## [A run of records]
⟨

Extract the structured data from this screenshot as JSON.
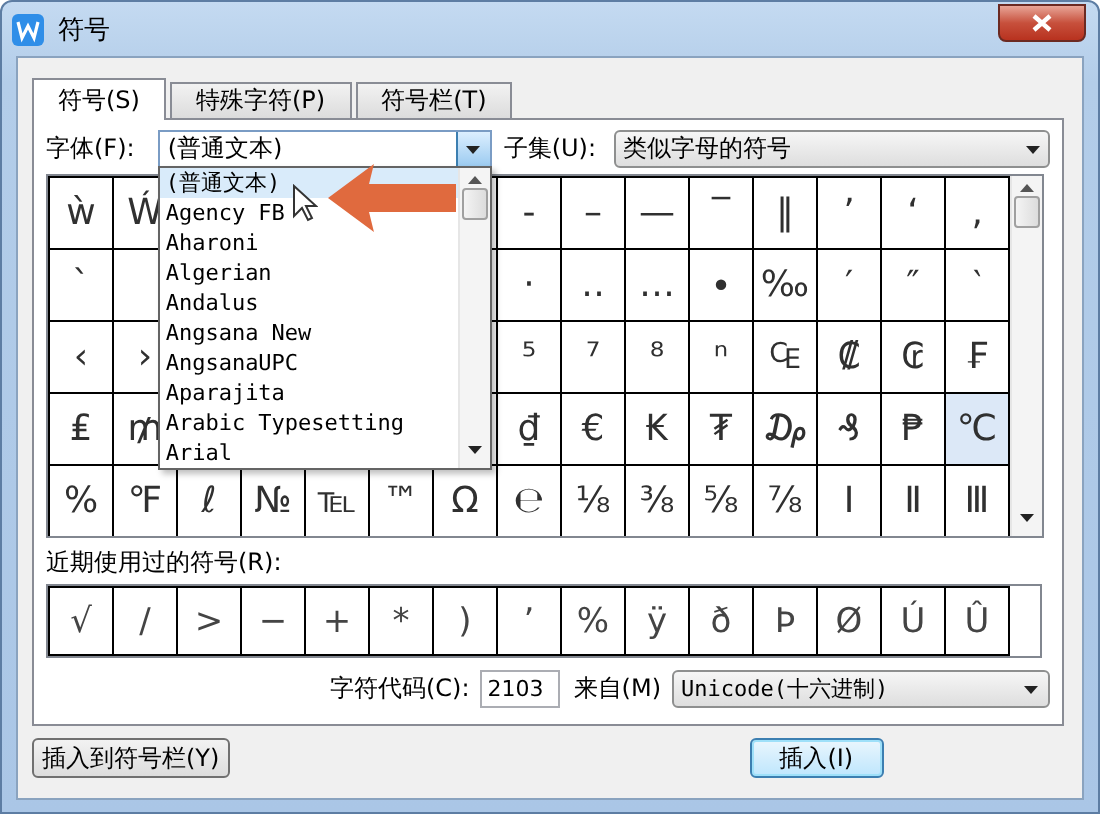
{
  "window": {
    "title": "符号"
  },
  "tabs": [
    {
      "label": "符号(S)",
      "selected": true
    },
    {
      "label": "特殊字符(P)",
      "selected": false
    },
    {
      "label": "符号栏(T)",
      "selected": false
    }
  ],
  "font": {
    "label": "字体(F):",
    "value": "(普通文本)",
    "expanded": true,
    "options": [
      {
        "label": "(普通文本)",
        "selected": true
      },
      {
        "label": "Agency FB",
        "selected": false
      },
      {
        "label": "Aharoni",
        "selected": false
      },
      {
        "label": "Algerian",
        "selected": false
      },
      {
        "label": "Andalus",
        "selected": false
      },
      {
        "label": "Angsana New",
        "selected": false
      },
      {
        "label": "AngsanaUPC",
        "selected": false
      },
      {
        "label": "Aparajita",
        "selected": false
      },
      {
        "label": "Arabic Typesetting",
        "selected": false
      },
      {
        "label": "Arial",
        "selected": false
      }
    ]
  },
  "subset": {
    "label": "子集(U):",
    "value": "类似字母的符号"
  },
  "symbols": [
    {
      "before_menu": [
        {
          "symbol": "ẁ",
          "selected": false
        },
        {
          "symbol": "Ẃ",
          "selected": false
        }
      ],
      "after_menu": [
        {
          "symbol": "‐",
          "selected": false
        },
        {
          "symbol": "–",
          "selected": false
        },
        {
          "symbol": "—",
          "selected": false
        },
        {
          "symbol": "‾",
          "selected": false
        },
        {
          "symbol": "‖",
          "selected": false
        },
        {
          "symbol": "ʼ",
          "selected": false
        },
        {
          "symbol": "ʻ",
          "selected": false
        },
        {
          "symbol": "‚",
          "selected": false
        }
      ]
    },
    {
      "before_menu": [
        {
          "symbol": "`",
          "selected": false
        }
      ],
      "after_menu": [
        {
          "symbol": "·",
          "selected": false
        },
        {
          "symbol": "‥",
          "selected": false
        },
        {
          "symbol": "…",
          "selected": false
        },
        {
          "symbol": "∙",
          "selected": false
        },
        {
          "symbol": "‰",
          "selected": false
        },
        {
          "symbol": "′",
          "selected": false
        },
        {
          "symbol": "″",
          "selected": false
        },
        {
          "symbol": "‵",
          "selected": false
        }
      ]
    },
    {
      "before_menu": [
        {
          "symbol": "‹",
          "selected": false
        },
        {
          "symbol": "›",
          "selected": false
        }
      ],
      "after_menu": [
        {
          "symbol": "⁵",
          "selected": false
        },
        {
          "symbol": "⁷",
          "selected": false
        },
        {
          "symbol": "⁸",
          "selected": false
        },
        {
          "symbol": "ⁿ",
          "selected": false
        },
        {
          "symbol": "₠",
          "selected": false
        },
        {
          "symbol": "₡",
          "selected": false
        },
        {
          "symbol": "₢",
          "selected": false
        },
        {
          "symbol": "₣",
          "selected": false
        }
      ]
    },
    {
      "before_menu": [
        {
          "symbol": "₤",
          "selected": false
        },
        {
          "symbol": "₥",
          "selected": false
        }
      ],
      "after_menu": [
        {
          "symbol": "₫",
          "selected": false
        },
        {
          "symbol": "€",
          "selected": false
        },
        {
          "symbol": "₭",
          "selected": false
        },
        {
          "symbol": "₮",
          "selected": false
        },
        {
          "symbol": "₯",
          "selected": false
        },
        {
          "symbol": "₰",
          "selected": false
        },
        {
          "symbol": "₱",
          "selected": false
        },
        {
          "symbol": "℃",
          "selected": true
        }
      ]
    },
    {
      "before_menu": [
        {
          "symbol": "%",
          "selected": false
        },
        {
          "symbol": "℉",
          "selected": false
        },
        {
          "symbol": "ℓ",
          "selected": false
        },
        {
          "symbol": "№",
          "selected": false
        },
        {
          "symbol": "℡",
          "selected": false
        },
        {
          "symbol": "™",
          "selected": false
        },
        {
          "symbol": "Ω",
          "selected": false
        },
        {
          "symbol": "℮",
          "selected": false
        },
        {
          "symbol": "⅛",
          "selected": false
        },
        {
          "symbol": "⅜",
          "selected": false
        },
        {
          "symbol": "⅝",
          "selected": false
        },
        {
          "symbol": "⅞",
          "selected": false
        },
        {
          "symbol": "Ⅰ",
          "selected": false
        },
        {
          "symbol": "Ⅱ",
          "selected": false
        },
        {
          "symbol": "Ⅲ",
          "selected": false
        }
      ]
    }
  ],
  "recent": {
    "label": "近期使用过的符号(R):",
    "symbols": [
      "√",
      "/",
      ">",
      "−",
      "+",
      "*",
      ")",
      "’",
      "%",
      "ÿ",
      "ð",
      "Þ",
      "Ø",
      "Ú",
      "Û"
    ]
  },
  "code": {
    "label": "字符代码(C):",
    "value": "2103",
    "from_label": "来自(M)",
    "from_value": "Unicode(十六进制)"
  },
  "buttons": [
    {
      "label": "插入到符号栏(Y)",
      "focused": false
    },
    {
      "label": "插入(I)",
      "focused": true
    }
  ]
}
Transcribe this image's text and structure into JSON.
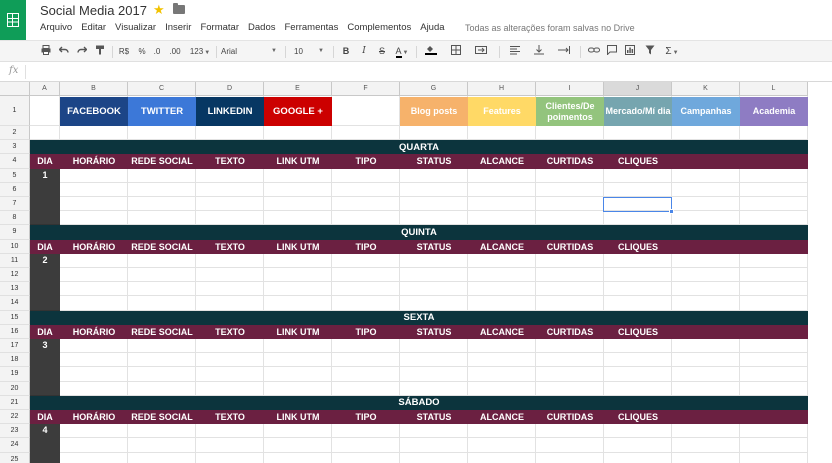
{
  "app": {
    "title": "Social Media 2017",
    "save_status": "Todas as alterações foram salvas no Drive",
    "menu": [
      "Arquivo",
      "Editar",
      "Visualizar",
      "Inserir",
      "Formatar",
      "Dados",
      "Ferramentas",
      "Complementos",
      "Ajuda"
    ]
  },
  "toolbar": {
    "currency": "R$",
    "percent": "%",
    "dec_decrease": ".0",
    "dec_increase": ".00",
    "more_formats": "123",
    "font": "Arial",
    "font_size": "10",
    "bold": "B",
    "italic": "I",
    "strike": "S",
    "text_color": "A",
    "function": "Σ"
  },
  "formula_bar": {
    "fx": "fx",
    "value": ""
  },
  "grid": {
    "columns": [
      "A",
      "B",
      "C",
      "D",
      "E",
      "F",
      "G",
      "H",
      "I",
      "J",
      "K",
      "L"
    ],
    "selected_column": "J",
    "selected_cell": "J7",
    "rows": [
      "1",
      "2",
      "3",
      "4",
      "5",
      "6",
      "7",
      "8",
      "9",
      "10",
      "11",
      "12",
      "13",
      "14",
      "15",
      "16",
      "17",
      "18",
      "19",
      "20",
      "21",
      "22",
      "23",
      "24",
      "25"
    ]
  },
  "social_buttons": [
    {
      "label": "FACEBOOK",
      "color": "#1c4587",
      "col": "B"
    },
    {
      "label": "TWITTER",
      "color": "#3c78d8",
      "col": "C"
    },
    {
      "label": "LINKEDIN",
      "color": "#073763",
      "col": "D"
    },
    {
      "label": "GOOGLE +",
      "color": "#cc0000",
      "col": "E"
    }
  ],
  "category_buttons": [
    {
      "label": "Blog posts",
      "color": "#f6b26b",
      "col": "G"
    },
    {
      "label": "Features",
      "color": "#ffd966",
      "col": "H"
    },
    {
      "label": "Clientes/De poimentos",
      "color": "#93c47d",
      "col": "I"
    },
    {
      "label": "Mercado/Mí dia",
      "color": "#76a5af",
      "col": "J"
    },
    {
      "label": "Campanhas",
      "color": "#6fa8dc",
      "col": "K"
    },
    {
      "label": "Academia",
      "color": "#8e7cc3",
      "col": "L"
    }
  ],
  "table_headers": [
    "DIA",
    "HORÁRIO",
    "REDE SOCIAL",
    "TEXTO",
    "LINK UTM",
    "TIPO",
    "STATUS",
    "ALCANCE",
    "CURTIDAS",
    "CLIQUES"
  ],
  "days": [
    {
      "name": "QUARTA",
      "number": "1"
    },
    {
      "name": "QUINTA",
      "number": "2"
    },
    {
      "name": "SEXTA",
      "number": "3"
    },
    {
      "name": "SÁBADO",
      "number": "4"
    }
  ]
}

⟩

## [What this task involves]
Among the records above, how many lines carry the string "name"? Reply with the number alone.

## [Solution]
4